The data below should be printed in full, exactly, and without any of its images.

## Start

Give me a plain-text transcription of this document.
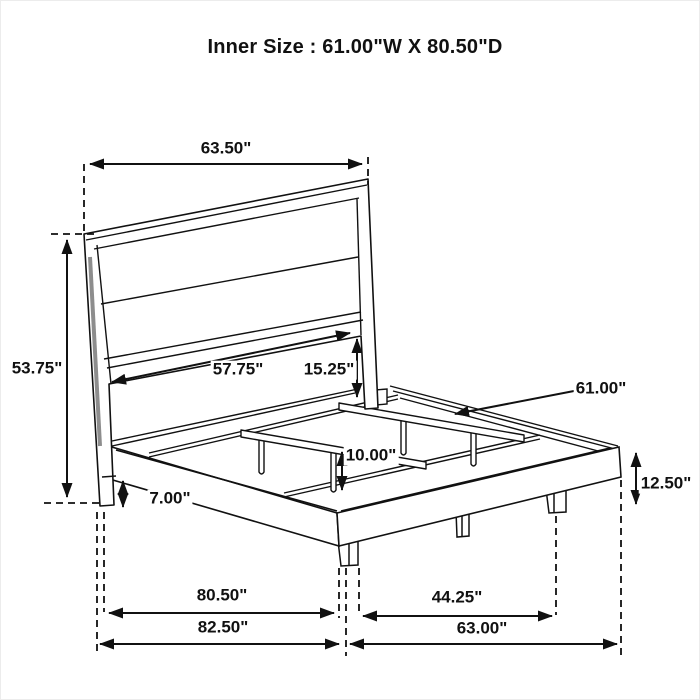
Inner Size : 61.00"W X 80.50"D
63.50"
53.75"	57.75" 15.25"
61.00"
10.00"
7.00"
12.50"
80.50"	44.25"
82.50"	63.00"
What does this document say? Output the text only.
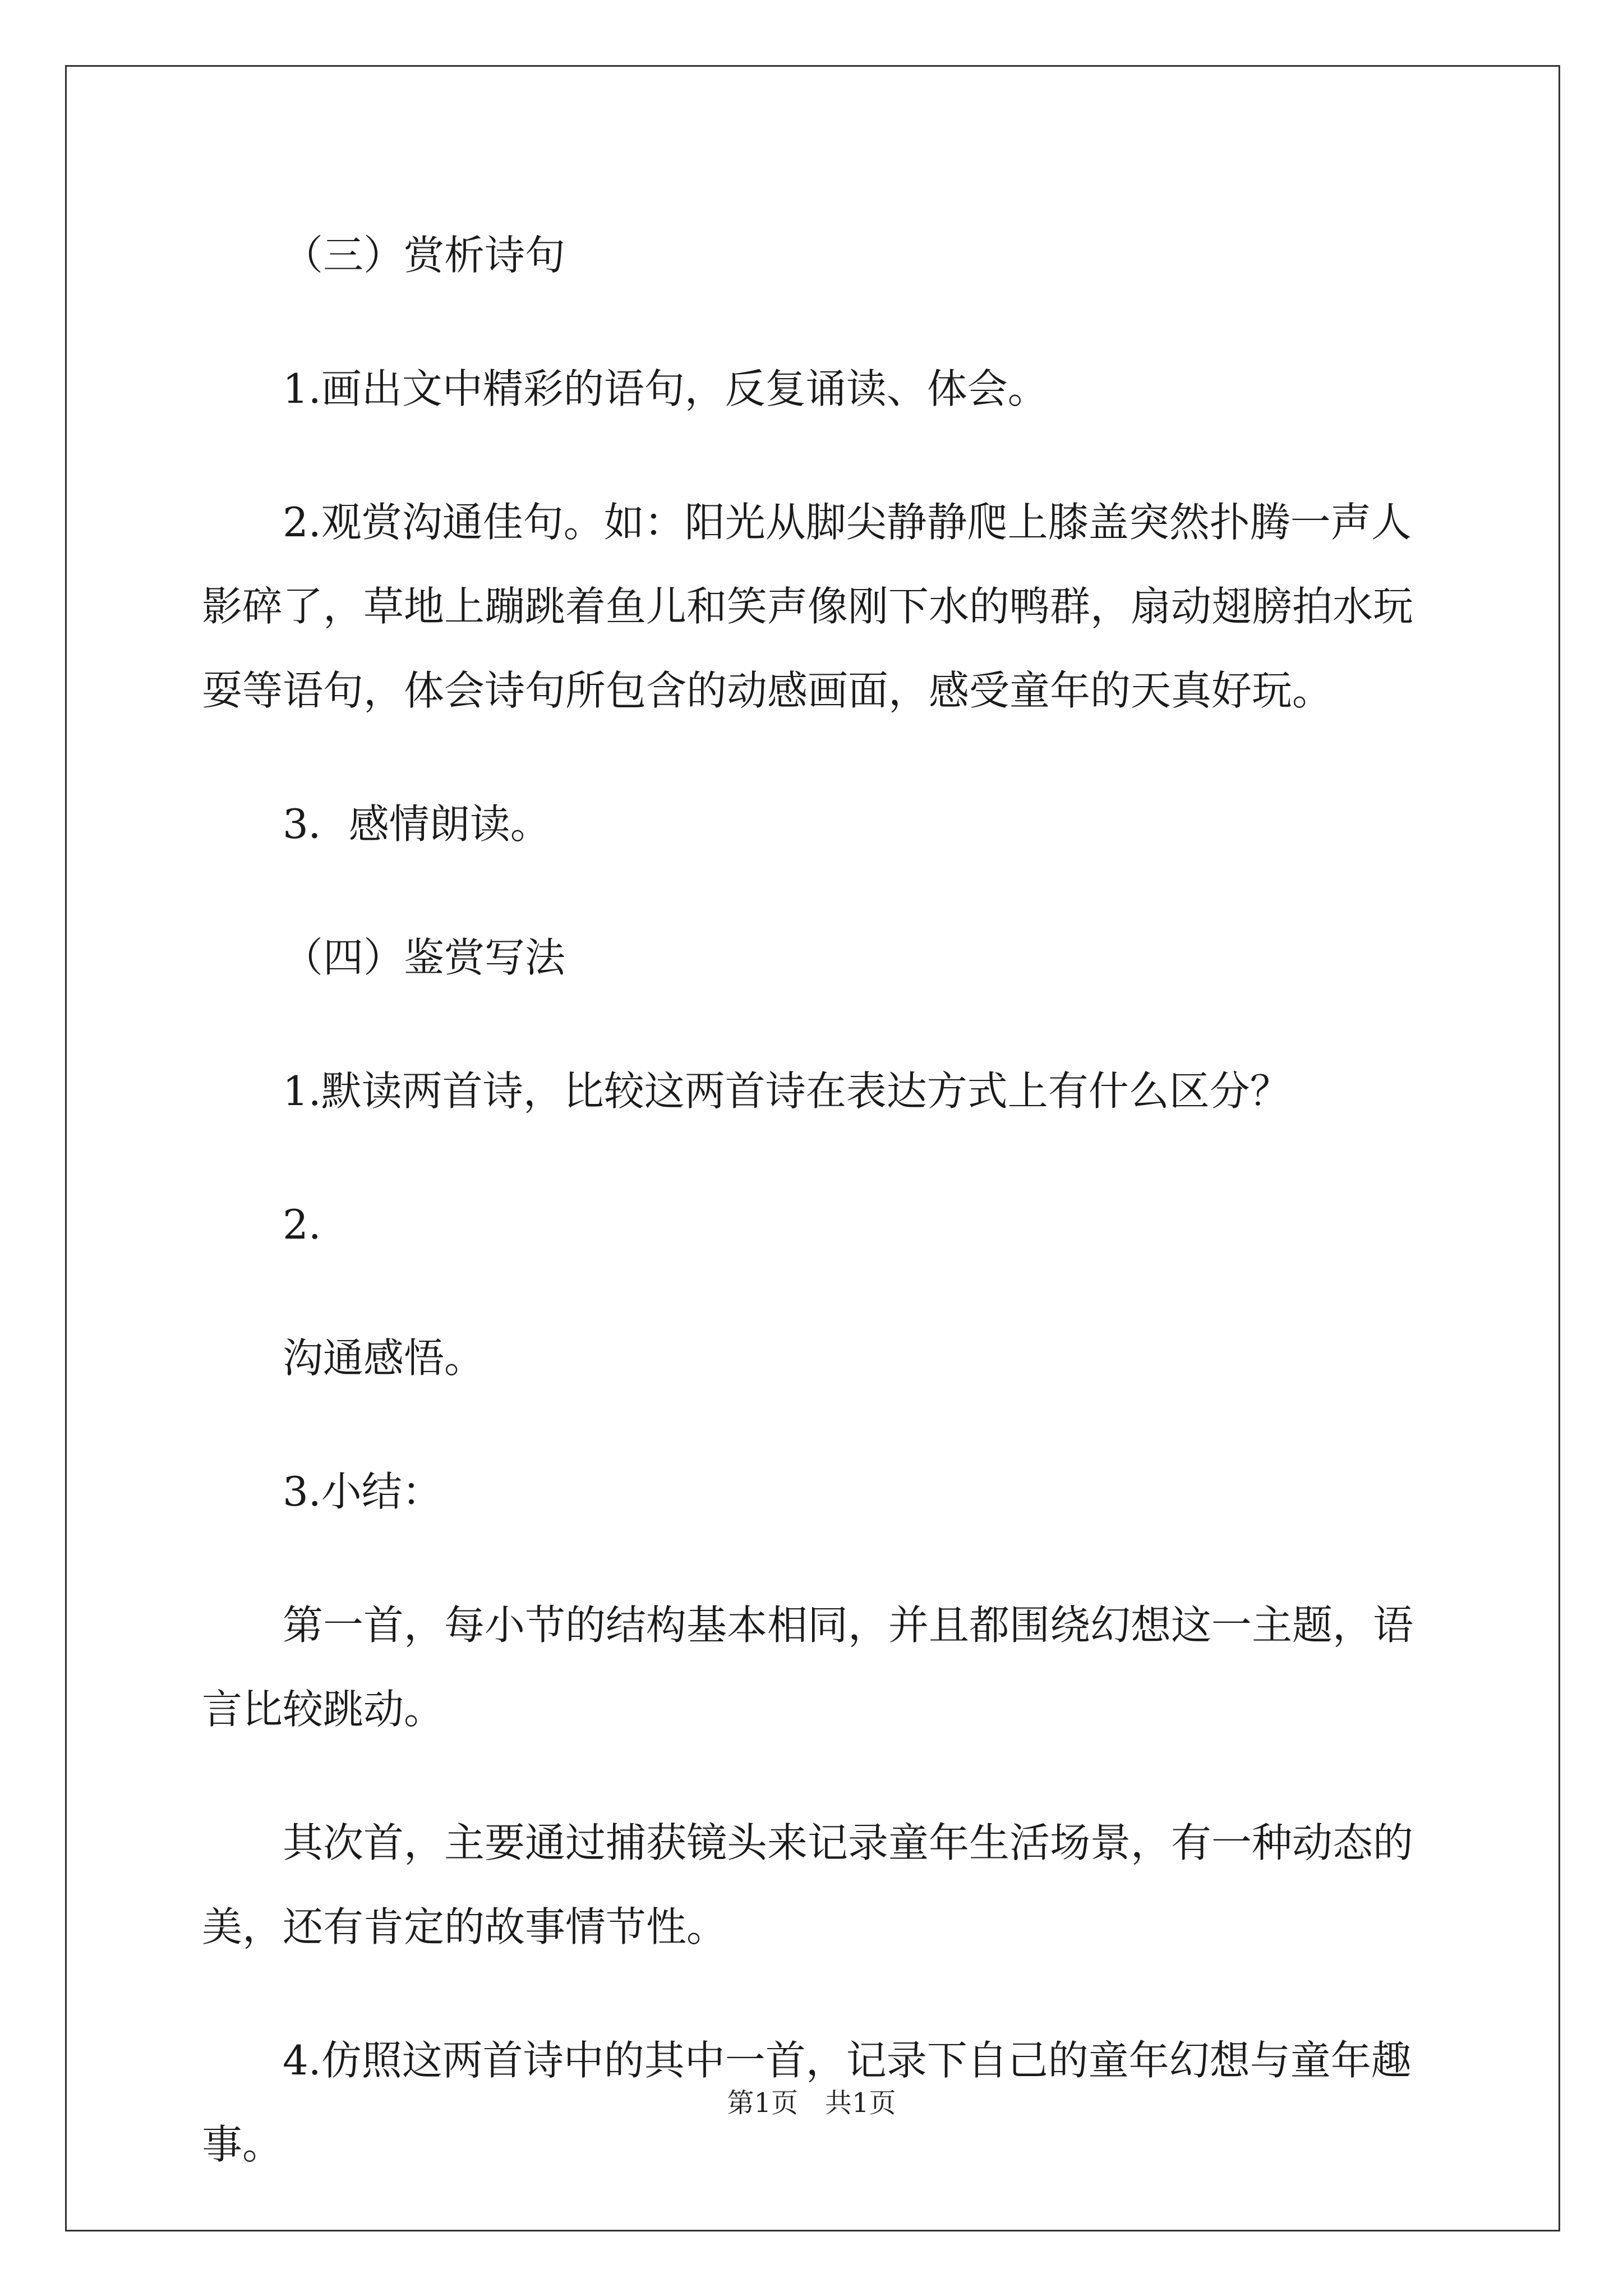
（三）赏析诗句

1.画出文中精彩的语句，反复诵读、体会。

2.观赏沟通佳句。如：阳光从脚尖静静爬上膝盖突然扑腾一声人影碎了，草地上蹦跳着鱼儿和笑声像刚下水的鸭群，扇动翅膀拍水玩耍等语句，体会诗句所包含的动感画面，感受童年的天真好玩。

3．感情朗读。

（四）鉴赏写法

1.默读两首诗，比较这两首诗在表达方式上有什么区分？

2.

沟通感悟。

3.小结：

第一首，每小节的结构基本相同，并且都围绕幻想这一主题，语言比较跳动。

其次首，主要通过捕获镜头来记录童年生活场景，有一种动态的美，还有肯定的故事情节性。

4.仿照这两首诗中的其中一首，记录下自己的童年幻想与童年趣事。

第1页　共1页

## End

## Correct answer
Give me a plain-text transcription of this document.
Inner Size : 61.00"W X 80.50"D
63.50"
53.75"	57.75" 15.25"
61.00"
10.00"
7.00"
12.50"
80.50"	44.25"
82.50"	63.00"
What does this document say? Output the text only.
（三）赏析诗句

1.画出文中精彩的语句，反复诵读、体会。

2.观赏沟通佳句。如：阳光从脚尖静静爬上膝盖突然扑腾一声人影碎了，草地上蹦跳着鱼儿和笑声像刚下水的鸭群，扇动翅膀拍水玩耍等语句，体会诗句所包含的动感画面，感受童年的天真好玩。

3．感情朗读。

（四）鉴赏写法

1.默读两首诗，比较这两首诗在表达方式上有什么区分？

2.

沟通感悟。

3.小结：

第一首，每小节的结构基本相同，并且都围绕幻想这一主题，语言比较跳动。

其次首，主要通过捕获镜头来记录童年生活场景，有一种动态的美，还有肯定的故事情节性。

4.仿照这两首诗中的其中一首，记录下自己的童年幻想与童年趣事。

第1页　共1页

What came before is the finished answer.